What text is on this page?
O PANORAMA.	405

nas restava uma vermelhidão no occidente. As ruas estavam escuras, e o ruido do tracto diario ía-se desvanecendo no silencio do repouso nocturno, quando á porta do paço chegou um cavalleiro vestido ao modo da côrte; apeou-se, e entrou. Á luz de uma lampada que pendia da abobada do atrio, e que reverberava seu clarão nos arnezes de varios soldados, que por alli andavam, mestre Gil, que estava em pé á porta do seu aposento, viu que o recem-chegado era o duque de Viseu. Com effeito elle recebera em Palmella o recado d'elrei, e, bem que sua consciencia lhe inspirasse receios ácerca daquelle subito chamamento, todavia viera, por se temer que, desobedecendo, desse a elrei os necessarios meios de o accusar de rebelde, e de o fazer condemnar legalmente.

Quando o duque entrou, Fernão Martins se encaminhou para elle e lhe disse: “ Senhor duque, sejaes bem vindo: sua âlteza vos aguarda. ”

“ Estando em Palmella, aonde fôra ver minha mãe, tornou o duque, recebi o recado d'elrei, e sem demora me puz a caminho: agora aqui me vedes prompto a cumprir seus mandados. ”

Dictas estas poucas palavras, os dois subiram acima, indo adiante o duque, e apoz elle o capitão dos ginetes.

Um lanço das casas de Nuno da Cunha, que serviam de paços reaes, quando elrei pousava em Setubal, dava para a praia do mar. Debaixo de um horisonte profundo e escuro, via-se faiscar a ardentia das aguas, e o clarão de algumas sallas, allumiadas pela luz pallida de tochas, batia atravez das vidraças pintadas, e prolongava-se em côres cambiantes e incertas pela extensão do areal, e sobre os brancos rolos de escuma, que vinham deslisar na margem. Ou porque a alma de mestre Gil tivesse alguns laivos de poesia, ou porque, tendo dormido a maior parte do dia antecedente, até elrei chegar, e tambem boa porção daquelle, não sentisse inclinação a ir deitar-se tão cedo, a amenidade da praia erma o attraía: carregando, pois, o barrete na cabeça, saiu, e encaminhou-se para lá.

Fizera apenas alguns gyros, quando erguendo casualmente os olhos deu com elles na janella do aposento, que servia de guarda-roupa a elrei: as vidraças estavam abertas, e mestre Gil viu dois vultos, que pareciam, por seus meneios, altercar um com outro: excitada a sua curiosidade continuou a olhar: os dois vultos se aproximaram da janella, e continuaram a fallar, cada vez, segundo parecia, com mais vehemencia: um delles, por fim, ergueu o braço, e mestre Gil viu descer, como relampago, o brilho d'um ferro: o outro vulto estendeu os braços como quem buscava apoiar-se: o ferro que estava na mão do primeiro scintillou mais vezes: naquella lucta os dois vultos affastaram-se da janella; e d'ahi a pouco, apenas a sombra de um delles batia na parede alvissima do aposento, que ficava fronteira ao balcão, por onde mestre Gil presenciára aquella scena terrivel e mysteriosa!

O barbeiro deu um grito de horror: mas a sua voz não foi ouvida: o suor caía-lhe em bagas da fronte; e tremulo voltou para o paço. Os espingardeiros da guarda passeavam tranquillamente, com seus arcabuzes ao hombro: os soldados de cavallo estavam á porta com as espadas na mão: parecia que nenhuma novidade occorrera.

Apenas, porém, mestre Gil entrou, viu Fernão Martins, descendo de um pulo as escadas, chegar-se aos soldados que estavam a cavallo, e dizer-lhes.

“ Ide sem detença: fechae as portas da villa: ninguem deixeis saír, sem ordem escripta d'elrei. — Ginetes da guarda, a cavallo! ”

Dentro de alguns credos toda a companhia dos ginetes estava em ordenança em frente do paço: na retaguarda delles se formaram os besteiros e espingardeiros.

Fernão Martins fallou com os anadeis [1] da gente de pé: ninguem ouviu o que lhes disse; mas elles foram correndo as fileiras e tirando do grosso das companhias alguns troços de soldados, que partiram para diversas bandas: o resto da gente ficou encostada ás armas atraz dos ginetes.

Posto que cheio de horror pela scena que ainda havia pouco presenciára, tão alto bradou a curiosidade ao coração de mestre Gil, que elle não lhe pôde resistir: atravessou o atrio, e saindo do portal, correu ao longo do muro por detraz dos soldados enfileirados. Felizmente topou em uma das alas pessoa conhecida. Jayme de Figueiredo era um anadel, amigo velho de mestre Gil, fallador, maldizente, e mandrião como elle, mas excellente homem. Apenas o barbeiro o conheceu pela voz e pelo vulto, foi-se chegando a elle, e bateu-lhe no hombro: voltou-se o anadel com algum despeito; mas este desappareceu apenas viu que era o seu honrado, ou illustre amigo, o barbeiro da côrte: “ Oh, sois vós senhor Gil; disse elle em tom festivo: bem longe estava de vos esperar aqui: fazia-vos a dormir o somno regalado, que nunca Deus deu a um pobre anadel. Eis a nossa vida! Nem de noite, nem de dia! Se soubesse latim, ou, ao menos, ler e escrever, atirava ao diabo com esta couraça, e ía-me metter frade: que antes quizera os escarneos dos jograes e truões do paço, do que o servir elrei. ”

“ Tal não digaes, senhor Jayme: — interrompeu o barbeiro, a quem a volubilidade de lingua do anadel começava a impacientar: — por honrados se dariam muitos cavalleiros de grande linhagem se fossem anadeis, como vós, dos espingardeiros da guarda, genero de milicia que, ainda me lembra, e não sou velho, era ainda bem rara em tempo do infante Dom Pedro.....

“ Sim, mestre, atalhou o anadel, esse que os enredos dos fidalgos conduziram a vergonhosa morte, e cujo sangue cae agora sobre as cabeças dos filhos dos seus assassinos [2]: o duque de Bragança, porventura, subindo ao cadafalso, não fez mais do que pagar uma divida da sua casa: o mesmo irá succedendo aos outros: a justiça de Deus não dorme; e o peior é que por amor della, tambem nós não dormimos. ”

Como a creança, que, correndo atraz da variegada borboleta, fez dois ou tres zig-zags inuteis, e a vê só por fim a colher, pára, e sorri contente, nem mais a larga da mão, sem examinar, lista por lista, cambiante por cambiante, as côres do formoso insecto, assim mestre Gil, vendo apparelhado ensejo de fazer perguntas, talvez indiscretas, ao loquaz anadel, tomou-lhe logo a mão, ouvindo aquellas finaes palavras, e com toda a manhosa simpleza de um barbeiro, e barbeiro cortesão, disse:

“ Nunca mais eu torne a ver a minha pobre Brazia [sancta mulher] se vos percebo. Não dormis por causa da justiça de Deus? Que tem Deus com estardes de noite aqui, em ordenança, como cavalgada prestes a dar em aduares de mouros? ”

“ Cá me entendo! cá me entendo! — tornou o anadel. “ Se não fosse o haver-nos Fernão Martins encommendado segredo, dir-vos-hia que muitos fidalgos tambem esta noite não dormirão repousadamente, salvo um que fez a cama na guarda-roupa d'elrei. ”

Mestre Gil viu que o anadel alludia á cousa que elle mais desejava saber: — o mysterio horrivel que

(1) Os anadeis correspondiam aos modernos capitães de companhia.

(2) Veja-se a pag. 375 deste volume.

→ What to do:
Give the listing above again, word for word.

→ Full answer:
What text is on this page?
O PANORAMA.	405

nas restava uma vermelhidão no occidente. As ruas estavam escuras, e o ruido do tracto diario ía-se desvanecendo no silencio do repouso nocturno, quando á porta do paço chegou um cavalleiro vestido ao modo da côrte; apeou-se, e entrou. Á luz de uma lampada que pendia da abobada do atrio, e que reverberava seu clarão nos arnezes de varios soldados, que por alli andavam, mestre Gil, que estava em pé á porta do seu aposento, viu que o recem-chegado era o duque de Viseu. Com effeito elle recebera em Palmella o recado d'elrei, e, bem que sua consciencia lhe inspirasse receios ácerca daquelle subito chamamento, todavia viera, por se temer que, desobedecendo, desse a elrei os necessarios meios de o accusar de rebelde, e de o fazer condemnar legalmente.

Quando o duque entrou, Fernão Martins se encaminhou para elle e lhe disse: “ Senhor duque, sejaes bem vindo: sua âlteza vos aguarda. ”

“ Estando em Palmella, aonde fôra ver minha mãe, tornou o duque, recebi o recado d'elrei, e sem demora me puz a caminho: agora aqui me vedes prompto a cumprir seus mandados. ”

Dictas estas poucas palavras, os dois subiram acima, indo adiante o duque, e apoz elle o capitão dos ginetes.

Um lanço das casas de Nuno da Cunha, que serviam de paços reaes, quando elrei pousava em Setubal, dava para a praia do mar. Debaixo de um horisonte profundo e escuro, via-se faiscar a ardentia das aguas, e o clarão de algumas sallas, allumiadas pela luz pallida de tochas, batia atravez das vidraças pintadas, e prolongava-se em côres cambiantes e incertas pela extensão do areal, e sobre os brancos rolos de escuma, que vinham deslisar na margem. Ou porque a alma de mestre Gil tivesse alguns laivos de poesia, ou porque, tendo dormido a maior parte do dia antecedente, até elrei chegar, e tambem boa porção daquelle, não sentisse inclinação a ir deitar-se tão cedo, a amenidade da praia erma o attraía: carregando, pois, o barrete na cabeça, saiu, e encaminhou-se para lá.

Fizera apenas alguns gyros, quando erguendo casualmente os olhos deu com elles na janella do aposento, que servia de guarda-roupa a elrei: as vidraças estavam abertas, e mestre Gil viu dois vultos, que pareciam, por seus meneios, altercar um com outro: excitada a sua curiosidade continuou a olhar: os dois vultos se aproximaram da janella, e continuaram a fallar, cada vez, segundo parecia, com mais vehemencia: um delles, por fim, ergueu o braço, e mestre Gil viu descer, como relampago, o brilho d'um ferro: o outro vulto estendeu os braços como quem buscava apoiar-se: o ferro que estava na mão do primeiro scintillou mais vezes: naquella lucta os dois vultos affastaram-se da janella; e d'ahi a pouco, apenas a sombra de um delles batia na parede alvissima do aposento, que ficava fronteira ao balcão, por onde mestre Gil presenciára aquella scena terrivel e mysteriosa!

O barbeiro deu um grito de horror: mas a sua voz não foi ouvida: o suor caía-lhe em bagas da fronte; e tremulo voltou para o paço. Os espingardeiros da guarda passeavam tranquillamente, com seus arcabuzes ao hombro: os soldados de cavallo estavam á porta com as espadas na mão: parecia que nenhuma novidade occorrera.

Apenas, porém, mestre Gil entrou, viu Fernão Martins, descendo de um pulo as escadas, chegar-se aos soldados que estavam a cavallo, e dizer-lhes.

“ Ide sem detença: fechae as portas da villa: ninguem deixeis saír, sem ordem escripta d'elrei. — Ginetes da guarda, a cavallo! ”

Dentro de alguns credos toda a companhia dos ginetes estava em ordenança em frente do paço: na retaguarda delles se formaram os besteiros e espingardeiros.

Fernão Martins fallou com os anadeis [1] da gente de pé: ninguem ouviu o que lhes disse; mas elles foram correndo as fileiras e tirando do grosso das companhias alguns troços de soldados, que partiram para diversas bandas: o resto da gente ficou encostada ás armas atraz dos ginetes.

Posto que cheio de horror pela scena que ainda havia pouco presenciára, tão alto bradou a curiosidade ao coração de mestre Gil, que elle não lhe pôde resistir: atravessou o atrio, e saindo do portal, correu ao longo do muro por detraz dos soldados enfileirados. Felizmente topou em uma das alas pessoa conhecida. Jayme de Figueiredo era um anadel, amigo velho de mestre Gil, fallador, maldizente, e mandrião como elle, mas excellente homem. Apenas o barbeiro o conheceu pela voz e pelo vulto, foi-se chegando a elle, e bateu-lhe no hombro: voltou-se o anadel com algum despeito; mas este desappareceu apenas viu que era o seu honrado, ou illustre amigo, o barbeiro da côrte: “ Oh, sois vós senhor Gil; disse elle em tom festivo: bem longe estava de vos esperar aqui: fazia-vos a dormir o somno regalado, que nunca Deus deu a um pobre anadel. Eis a nossa vida! Nem de noite, nem de dia! Se soubesse latim, ou, ao menos, ler e escrever, atirava ao diabo com esta couraça, e ía-me metter frade: que antes quizera os escarneos dos jograes e truões do paço, do que o servir elrei. ”

“ Tal não digaes, senhor Jayme: — interrompeu o barbeiro, a quem a volubilidade de lingua do anadel começava a impacientar: — por honrados se dariam muitos cavalleiros de grande linhagem se fossem anadeis, como vós, dos espingardeiros da guarda, genero de milicia que, ainda me lembra, e não sou velho, era ainda bem rara em tempo do infante Dom Pedro.....

“ Sim, mestre, atalhou o anadel, esse que os enredos dos fidalgos conduziram a vergonhosa morte, e cujo sangue cae agora sobre as cabeças dos filhos dos seus assassinos [2]: o duque de Bragança, porventura, subindo ao cadafalso, não fez mais do que pagar uma divida da sua casa: o mesmo irá succedendo aos outros: a justiça de Deus não dorme; e o peior é que por amor della, tambem nós não dormimos. ”

Como a creança, que, correndo atraz da variegada borboleta, fez dois ou tres zig-zags inuteis, e a vê só por fim a colher, pára, e sorri contente, nem mais a larga da mão, sem examinar, lista por lista, cambiante por cambiante, as côres do formoso insecto, assim mestre Gil, vendo apparelhado ensejo de fazer perguntas, talvez indiscretas, ao loquaz anadel, tomou-lhe logo a mão, ouvindo aquellas finaes palavras, e com toda a manhosa simpleza de um barbeiro, e barbeiro cortesão, disse:

“ Nunca mais eu torne a ver a minha pobre Brazia [sancta mulher] se vos percebo. Não dormis por causa da justiça de Deus? Que tem Deus com estardes de noite aqui, em ordenança, como cavalgada prestes a dar em aduares de mouros? ”

“ Cá me entendo! cá me entendo! — tornou o anadel. “ Se não fosse o haver-nos Fernão Martins encommendado segredo, dir-vos-hia que muitos fidalgos tambem esta noite não dormirão repousadamente, salvo um que fez a cama na guarda-roupa d'elrei. ”

Mestre Gil viu que o anadel alludia á cousa que elle mais desejava saber: — o mysterio horrivel que

(1) Os anadeis correspondiam aos modernos capitães de companhia.

(2) Veja-se a pag. 375 deste volume.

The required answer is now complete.